[START Provided records]

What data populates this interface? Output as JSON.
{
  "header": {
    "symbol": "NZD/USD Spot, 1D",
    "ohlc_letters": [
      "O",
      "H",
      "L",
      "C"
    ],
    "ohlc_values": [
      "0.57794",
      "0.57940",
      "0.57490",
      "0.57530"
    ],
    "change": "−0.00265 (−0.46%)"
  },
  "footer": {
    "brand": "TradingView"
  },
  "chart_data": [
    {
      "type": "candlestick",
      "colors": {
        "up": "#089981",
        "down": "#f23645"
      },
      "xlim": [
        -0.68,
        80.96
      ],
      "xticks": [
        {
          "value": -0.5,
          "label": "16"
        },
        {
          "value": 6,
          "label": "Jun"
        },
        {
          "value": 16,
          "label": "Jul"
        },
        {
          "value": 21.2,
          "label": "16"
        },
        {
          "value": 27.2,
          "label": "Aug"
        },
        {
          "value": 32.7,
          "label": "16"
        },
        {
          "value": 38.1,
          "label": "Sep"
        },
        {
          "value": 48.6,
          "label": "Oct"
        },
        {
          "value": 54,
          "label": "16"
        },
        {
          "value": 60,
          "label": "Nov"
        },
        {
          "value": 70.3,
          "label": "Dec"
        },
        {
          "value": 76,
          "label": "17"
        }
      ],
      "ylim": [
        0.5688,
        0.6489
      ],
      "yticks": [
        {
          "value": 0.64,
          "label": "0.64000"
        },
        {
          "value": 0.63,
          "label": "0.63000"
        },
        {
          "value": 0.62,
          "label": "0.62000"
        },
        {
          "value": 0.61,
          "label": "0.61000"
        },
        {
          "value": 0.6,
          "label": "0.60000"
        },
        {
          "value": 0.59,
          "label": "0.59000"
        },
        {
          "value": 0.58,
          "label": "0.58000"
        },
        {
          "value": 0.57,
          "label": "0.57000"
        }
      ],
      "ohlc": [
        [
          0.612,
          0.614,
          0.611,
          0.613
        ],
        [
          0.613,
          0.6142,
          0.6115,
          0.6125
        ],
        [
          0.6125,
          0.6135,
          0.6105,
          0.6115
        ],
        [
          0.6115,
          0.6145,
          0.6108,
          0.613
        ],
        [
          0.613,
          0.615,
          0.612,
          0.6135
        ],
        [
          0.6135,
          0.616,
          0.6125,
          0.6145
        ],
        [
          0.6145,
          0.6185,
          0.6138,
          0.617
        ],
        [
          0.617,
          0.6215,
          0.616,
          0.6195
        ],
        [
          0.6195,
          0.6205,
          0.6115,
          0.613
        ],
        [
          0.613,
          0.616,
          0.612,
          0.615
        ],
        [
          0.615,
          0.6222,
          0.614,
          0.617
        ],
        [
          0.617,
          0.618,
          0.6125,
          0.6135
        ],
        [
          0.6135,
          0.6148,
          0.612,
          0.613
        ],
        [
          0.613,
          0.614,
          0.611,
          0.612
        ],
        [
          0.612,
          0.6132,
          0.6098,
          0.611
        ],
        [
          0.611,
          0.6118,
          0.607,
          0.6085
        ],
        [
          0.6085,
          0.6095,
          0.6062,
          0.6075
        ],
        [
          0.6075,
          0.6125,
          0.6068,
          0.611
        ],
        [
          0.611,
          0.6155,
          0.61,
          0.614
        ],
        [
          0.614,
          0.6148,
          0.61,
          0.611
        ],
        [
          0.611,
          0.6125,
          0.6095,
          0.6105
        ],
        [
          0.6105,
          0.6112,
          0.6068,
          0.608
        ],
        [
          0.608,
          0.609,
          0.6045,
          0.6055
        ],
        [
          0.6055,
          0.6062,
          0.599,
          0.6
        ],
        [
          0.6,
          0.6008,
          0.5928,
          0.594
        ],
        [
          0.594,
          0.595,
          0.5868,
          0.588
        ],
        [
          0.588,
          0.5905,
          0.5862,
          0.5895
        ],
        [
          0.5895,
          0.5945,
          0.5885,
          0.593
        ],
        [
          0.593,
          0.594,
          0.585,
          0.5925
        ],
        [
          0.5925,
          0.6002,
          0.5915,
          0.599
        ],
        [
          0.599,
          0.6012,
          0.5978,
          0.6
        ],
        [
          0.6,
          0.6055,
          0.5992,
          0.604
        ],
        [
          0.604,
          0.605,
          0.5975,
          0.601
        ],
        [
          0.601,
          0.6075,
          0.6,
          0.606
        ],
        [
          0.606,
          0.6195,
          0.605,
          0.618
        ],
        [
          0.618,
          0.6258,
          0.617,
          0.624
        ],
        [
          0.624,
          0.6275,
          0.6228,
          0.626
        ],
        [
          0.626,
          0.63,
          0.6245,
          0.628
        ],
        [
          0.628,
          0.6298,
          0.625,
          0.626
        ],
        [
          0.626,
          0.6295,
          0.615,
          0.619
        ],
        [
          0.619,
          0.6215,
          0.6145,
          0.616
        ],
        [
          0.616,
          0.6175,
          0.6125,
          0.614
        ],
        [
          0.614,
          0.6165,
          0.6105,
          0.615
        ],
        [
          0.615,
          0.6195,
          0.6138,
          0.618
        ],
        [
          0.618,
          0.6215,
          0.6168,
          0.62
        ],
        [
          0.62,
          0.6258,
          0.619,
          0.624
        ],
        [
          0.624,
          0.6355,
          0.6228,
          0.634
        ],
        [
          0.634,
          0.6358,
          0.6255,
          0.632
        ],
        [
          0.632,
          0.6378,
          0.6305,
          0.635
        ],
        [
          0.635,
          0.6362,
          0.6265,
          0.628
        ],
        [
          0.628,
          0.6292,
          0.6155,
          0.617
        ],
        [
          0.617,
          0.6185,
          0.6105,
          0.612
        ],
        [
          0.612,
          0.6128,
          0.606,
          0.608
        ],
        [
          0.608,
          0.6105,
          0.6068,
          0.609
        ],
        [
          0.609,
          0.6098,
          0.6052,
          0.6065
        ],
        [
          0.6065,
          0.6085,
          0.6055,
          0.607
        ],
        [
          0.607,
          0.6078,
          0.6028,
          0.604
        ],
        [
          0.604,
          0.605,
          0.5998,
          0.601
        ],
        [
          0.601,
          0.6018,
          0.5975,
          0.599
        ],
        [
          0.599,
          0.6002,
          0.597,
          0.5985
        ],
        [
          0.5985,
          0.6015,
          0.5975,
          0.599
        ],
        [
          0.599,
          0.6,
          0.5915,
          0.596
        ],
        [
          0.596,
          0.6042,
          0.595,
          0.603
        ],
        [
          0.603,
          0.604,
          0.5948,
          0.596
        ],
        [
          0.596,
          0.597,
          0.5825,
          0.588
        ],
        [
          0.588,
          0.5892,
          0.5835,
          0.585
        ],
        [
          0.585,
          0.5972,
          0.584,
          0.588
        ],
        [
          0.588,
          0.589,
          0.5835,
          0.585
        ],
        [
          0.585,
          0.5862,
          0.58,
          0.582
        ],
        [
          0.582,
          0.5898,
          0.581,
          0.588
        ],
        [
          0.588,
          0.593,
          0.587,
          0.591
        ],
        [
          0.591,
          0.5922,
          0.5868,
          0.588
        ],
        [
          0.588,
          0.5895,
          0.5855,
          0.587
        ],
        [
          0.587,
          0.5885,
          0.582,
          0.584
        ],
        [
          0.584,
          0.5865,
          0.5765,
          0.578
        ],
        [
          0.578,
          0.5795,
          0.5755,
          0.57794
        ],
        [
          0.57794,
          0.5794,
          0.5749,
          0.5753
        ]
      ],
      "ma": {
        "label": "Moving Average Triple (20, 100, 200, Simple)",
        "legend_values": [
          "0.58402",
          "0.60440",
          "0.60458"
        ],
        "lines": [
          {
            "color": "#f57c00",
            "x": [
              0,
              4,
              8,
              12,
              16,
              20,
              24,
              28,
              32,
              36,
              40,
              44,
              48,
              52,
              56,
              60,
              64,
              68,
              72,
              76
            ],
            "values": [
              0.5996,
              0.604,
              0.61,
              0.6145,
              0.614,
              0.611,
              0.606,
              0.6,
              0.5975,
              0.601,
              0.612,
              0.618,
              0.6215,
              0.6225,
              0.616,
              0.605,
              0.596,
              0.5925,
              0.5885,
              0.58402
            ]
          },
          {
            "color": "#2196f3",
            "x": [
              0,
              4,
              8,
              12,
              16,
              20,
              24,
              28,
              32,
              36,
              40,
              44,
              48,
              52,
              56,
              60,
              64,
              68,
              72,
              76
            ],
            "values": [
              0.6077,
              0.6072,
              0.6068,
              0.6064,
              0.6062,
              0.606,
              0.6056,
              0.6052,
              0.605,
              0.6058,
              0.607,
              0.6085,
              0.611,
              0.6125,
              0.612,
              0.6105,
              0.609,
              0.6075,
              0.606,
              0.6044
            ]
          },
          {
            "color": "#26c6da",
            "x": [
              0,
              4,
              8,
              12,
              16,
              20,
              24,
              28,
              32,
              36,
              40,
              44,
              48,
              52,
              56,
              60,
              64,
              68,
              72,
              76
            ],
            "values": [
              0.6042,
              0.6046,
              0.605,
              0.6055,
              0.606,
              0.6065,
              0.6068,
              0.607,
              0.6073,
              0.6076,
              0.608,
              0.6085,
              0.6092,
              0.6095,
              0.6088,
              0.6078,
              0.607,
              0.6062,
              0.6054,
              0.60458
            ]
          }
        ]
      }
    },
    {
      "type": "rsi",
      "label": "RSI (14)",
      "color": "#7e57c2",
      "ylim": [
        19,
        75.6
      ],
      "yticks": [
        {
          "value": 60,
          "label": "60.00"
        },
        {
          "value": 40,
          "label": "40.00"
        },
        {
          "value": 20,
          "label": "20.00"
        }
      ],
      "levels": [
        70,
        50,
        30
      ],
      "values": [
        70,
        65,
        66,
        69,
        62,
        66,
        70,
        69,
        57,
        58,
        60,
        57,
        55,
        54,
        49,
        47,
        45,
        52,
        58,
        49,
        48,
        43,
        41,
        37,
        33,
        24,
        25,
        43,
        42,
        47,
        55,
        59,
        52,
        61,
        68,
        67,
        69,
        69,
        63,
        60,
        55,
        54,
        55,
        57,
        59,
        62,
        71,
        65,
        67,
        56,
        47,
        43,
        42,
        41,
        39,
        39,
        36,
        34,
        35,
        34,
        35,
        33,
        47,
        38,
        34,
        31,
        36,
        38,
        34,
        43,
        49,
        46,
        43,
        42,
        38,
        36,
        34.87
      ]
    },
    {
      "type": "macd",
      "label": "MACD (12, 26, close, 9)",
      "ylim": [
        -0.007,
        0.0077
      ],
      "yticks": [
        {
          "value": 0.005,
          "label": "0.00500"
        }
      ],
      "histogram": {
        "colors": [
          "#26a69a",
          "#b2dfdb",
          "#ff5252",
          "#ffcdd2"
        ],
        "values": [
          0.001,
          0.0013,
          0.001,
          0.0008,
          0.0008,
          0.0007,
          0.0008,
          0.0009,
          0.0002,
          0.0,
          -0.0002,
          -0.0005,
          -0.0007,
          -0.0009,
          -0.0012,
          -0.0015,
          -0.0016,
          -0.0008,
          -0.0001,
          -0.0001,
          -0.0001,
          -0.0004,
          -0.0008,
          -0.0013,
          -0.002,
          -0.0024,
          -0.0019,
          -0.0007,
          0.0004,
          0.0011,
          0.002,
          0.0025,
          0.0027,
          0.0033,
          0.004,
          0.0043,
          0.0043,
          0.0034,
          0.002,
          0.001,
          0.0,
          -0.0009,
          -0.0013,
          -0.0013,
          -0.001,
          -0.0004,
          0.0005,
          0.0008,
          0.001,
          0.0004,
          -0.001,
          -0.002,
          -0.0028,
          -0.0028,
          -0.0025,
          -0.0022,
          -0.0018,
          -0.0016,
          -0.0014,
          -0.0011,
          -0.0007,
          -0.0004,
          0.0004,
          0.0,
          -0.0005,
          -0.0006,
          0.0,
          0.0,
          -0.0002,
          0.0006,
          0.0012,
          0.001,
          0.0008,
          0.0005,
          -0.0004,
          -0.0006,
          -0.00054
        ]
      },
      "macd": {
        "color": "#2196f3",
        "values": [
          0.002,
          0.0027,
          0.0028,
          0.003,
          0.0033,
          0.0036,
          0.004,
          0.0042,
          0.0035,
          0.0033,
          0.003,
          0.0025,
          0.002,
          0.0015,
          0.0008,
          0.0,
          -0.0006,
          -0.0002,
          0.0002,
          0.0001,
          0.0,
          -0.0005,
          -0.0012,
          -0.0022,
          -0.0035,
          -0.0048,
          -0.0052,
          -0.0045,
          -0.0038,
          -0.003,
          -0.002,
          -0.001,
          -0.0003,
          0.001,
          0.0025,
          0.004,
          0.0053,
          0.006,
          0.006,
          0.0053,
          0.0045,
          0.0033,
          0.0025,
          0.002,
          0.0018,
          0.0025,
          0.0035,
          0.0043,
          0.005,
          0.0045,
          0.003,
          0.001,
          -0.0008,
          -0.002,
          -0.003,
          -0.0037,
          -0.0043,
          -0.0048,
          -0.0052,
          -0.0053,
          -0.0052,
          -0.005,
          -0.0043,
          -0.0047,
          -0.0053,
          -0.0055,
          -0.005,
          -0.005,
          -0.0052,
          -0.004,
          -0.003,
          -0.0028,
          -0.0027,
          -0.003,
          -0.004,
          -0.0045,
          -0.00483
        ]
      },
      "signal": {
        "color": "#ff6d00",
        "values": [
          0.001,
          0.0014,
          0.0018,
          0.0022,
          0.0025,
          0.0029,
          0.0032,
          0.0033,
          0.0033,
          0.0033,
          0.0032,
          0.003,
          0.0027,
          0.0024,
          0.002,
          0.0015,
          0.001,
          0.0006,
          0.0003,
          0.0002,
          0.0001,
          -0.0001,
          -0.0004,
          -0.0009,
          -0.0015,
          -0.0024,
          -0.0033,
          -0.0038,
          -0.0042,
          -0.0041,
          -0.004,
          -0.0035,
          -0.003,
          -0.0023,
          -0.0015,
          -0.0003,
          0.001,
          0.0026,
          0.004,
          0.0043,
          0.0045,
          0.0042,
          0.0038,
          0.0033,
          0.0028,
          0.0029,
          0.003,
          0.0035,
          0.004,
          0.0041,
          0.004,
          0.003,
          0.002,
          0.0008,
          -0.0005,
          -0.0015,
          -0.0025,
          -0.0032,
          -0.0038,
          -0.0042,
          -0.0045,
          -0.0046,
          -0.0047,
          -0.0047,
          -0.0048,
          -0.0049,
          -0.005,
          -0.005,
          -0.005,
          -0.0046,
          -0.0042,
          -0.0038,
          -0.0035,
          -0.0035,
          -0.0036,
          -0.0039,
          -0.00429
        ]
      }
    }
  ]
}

[END Provided records]

Goal >> Check each line of the records above for the string "type", and report every line that has it.

Exercise output >>
      "type": "candlestick",
      "type": "rsi",
      "type": "macd",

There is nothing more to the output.